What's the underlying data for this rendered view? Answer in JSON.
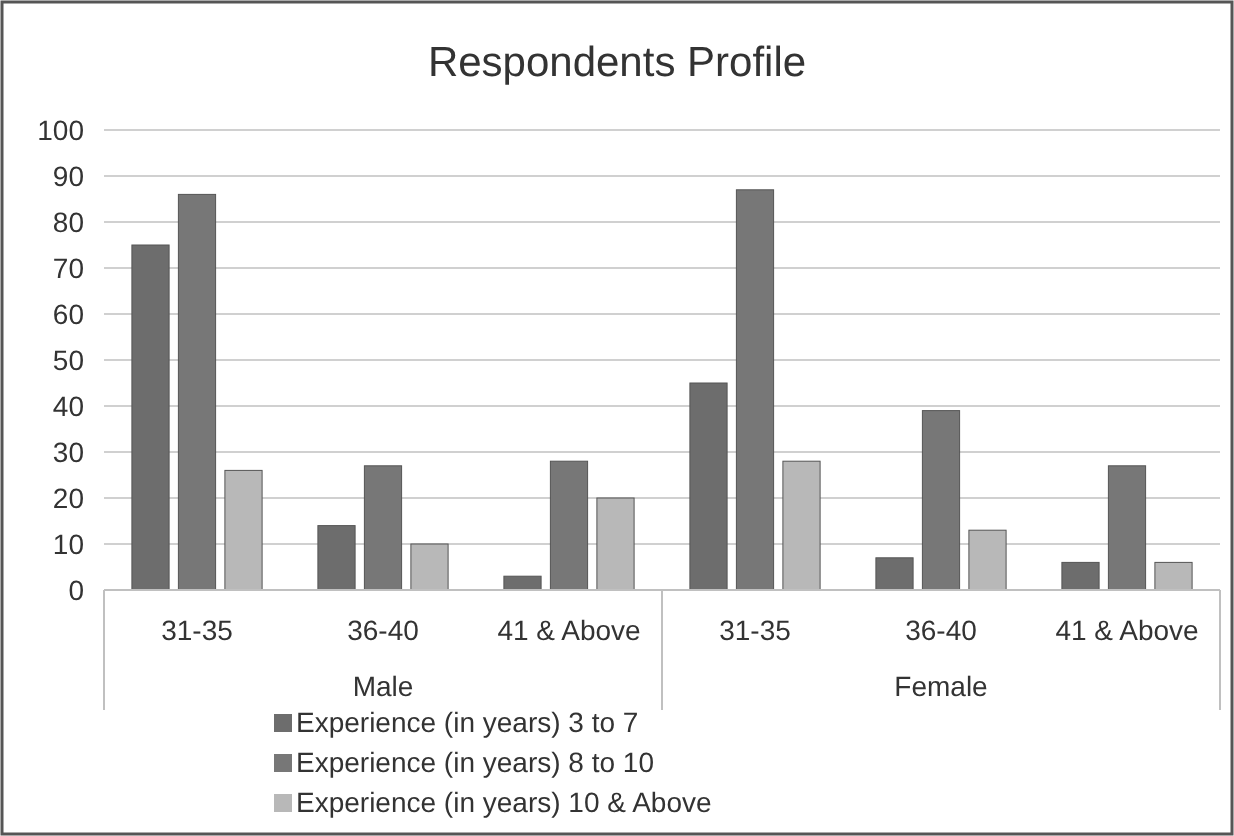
{
  "chart_data": {
    "type": "bar",
    "title": "Respondents Profile",
    "categories": [
      "31-35",
      "36-40",
      "41 & Above",
      "31-35",
      "36-40",
      "41 & Above"
    ],
    "series": [
      {
        "name": "Experience (in years) 3 to 7",
        "color": "#6d6d6d",
        "values": [
          75,
          14,
          3,
          45,
          7,
          6
        ]
      },
      {
        "name": "Experience (in years) 8 to 10",
        "color": "#777777",
        "values": [
          86,
          27,
          28,
          87,
          39,
          27
        ]
      },
      {
        "name": "Experience (in years) 10 & Above",
        "color": "#b8b8b8",
        "values": [
          26,
          10,
          20,
          28,
          13,
          6
        ]
      }
    ],
    "annotations": [
      "Male",
      "Female"
    ],
    "ylim": [
      0,
      100
    ],
    "yticks": [
      0,
      10,
      20,
      30,
      40,
      50,
      60,
      70,
      80,
      90,
      100
    ],
    "grid": "y",
    "legend": "bottom"
  }
}
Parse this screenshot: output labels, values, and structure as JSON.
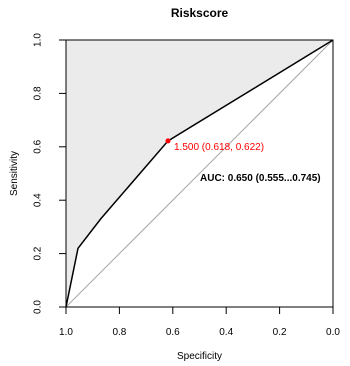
{
  "chart_data": {
    "type": "line",
    "title": "Riskscore",
    "xlabel": "Specificity",
    "ylabel": "Sensitivity",
    "xlim": [
      1.0,
      0.0
    ],
    "ylim": [
      0.0,
      1.0
    ],
    "x_ticks": [
      "1.0",
      "0.8",
      "0.6",
      "0.4",
      "0.2",
      "0.0"
    ],
    "x_tick_values": [
      1.0,
      0.8,
      0.6,
      0.4,
      0.2,
      0.0
    ],
    "y_ticks": [
      "0.0",
      "0.2",
      "0.4",
      "0.6",
      "0.8",
      "1.0"
    ],
    "y_tick_values": [
      0.0,
      0.2,
      0.4,
      0.6,
      0.8,
      1.0
    ],
    "series": [
      {
        "x": [
          1.0,
          0.955,
          0.87,
          0.618,
          0.0
        ],
        "y": [
          0.0,
          0.22,
          0.33,
          0.622,
          1.0
        ]
      }
    ],
    "reference_line": {
      "x": [
        1.0,
        0.0
      ],
      "y": [
        0.0,
        1.0
      ]
    },
    "highlight_point": {
      "x": 0.618,
      "y": 0.622,
      "label": "1.500 (0.618, 0.622)"
    },
    "auc_label": "AUC: 0.650 (0.555...0.745)",
    "grid": false,
    "colors": {
      "curve": "#000000",
      "fill": "#ebebeb",
      "reference": "#a6a6a6",
      "highlight": "#ff0000"
    }
  }
}
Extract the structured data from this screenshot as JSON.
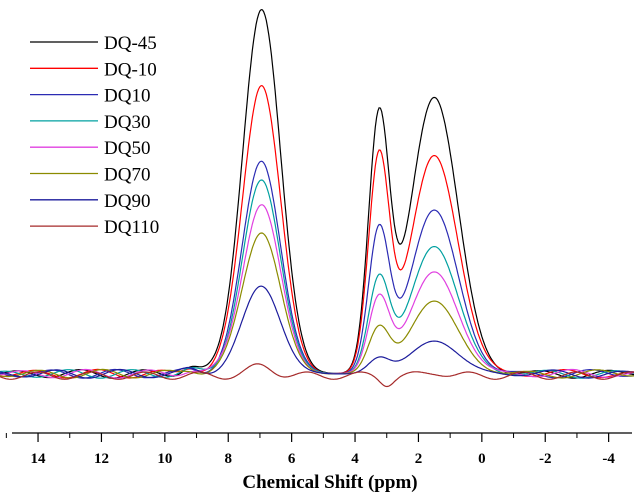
{
  "chart_data": {
    "type": "line",
    "xlabel": "Chemical Shift (ppm)",
    "ylabel": "",
    "xlim": [
      15.2,
      -4.8
    ],
    "x_reversed": true,
    "ylim": [
      -0.05,
      1.0
    ],
    "x_ticks": [
      14,
      12,
      10,
      8,
      6,
      4,
      2,
      0,
      -2,
      -4
    ],
    "x_tick_labels": [
      "14",
      "12",
      "10",
      "8",
      "6",
      "4",
      "2",
      "0",
      "-2",
      "-4"
    ],
    "grid": false,
    "legend_position": "top-left",
    "series": [
      {
        "name": "DQ-45",
        "color": "#000000",
        "a1": 1.0,
        "a2": 0.68,
        "a3": 0.76,
        "base": 0.0
      },
      {
        "name": "DQ-10",
        "color": "#ff0000",
        "a1": 0.795,
        "a2": 0.575,
        "a3": 0.6,
        "base": 0.0
      },
      {
        "name": "DQ10",
        "color": "#2b2bb3",
        "a1": 0.585,
        "a2": 0.38,
        "a3": 0.45,
        "base": 0.0
      },
      {
        "name": "DQ30",
        "color": "#00a0a0",
        "a1": 0.53,
        "a2": 0.25,
        "a3": 0.35,
        "base": 0.0
      },
      {
        "name": "DQ50",
        "color": "#e040e0",
        "a1": 0.465,
        "a2": 0.2,
        "a3": 0.28,
        "base": 0.0
      },
      {
        "name": "DQ70",
        "color": "#8b8b00",
        "a1": 0.39,
        "a2": 0.12,
        "a3": 0.2,
        "base": 0.0
      },
      {
        "name": "DQ90",
        "color": "#1c1c9c",
        "a1": 0.24,
        "a2": 0.04,
        "a3": 0.09,
        "base": 0.0
      },
      {
        "name": "DQ110",
        "color": "#a52a2a",
        "a1": 0.025,
        "a2": -0.02,
        "a3": 0.01,
        "base": -0.005
      }
    ]
  }
}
--------------------------------------------------
=== WRITTEN PROBLEM ===
Note every line above where the string "Experience" shows up, and copy those lines.

=== FINISHED ANSWER ===
        "name": "Experience (in years) 3 to 7",
        "name": "Experience (in years) 8 to 10",
        "name": "Experience (in years) 10 & Above",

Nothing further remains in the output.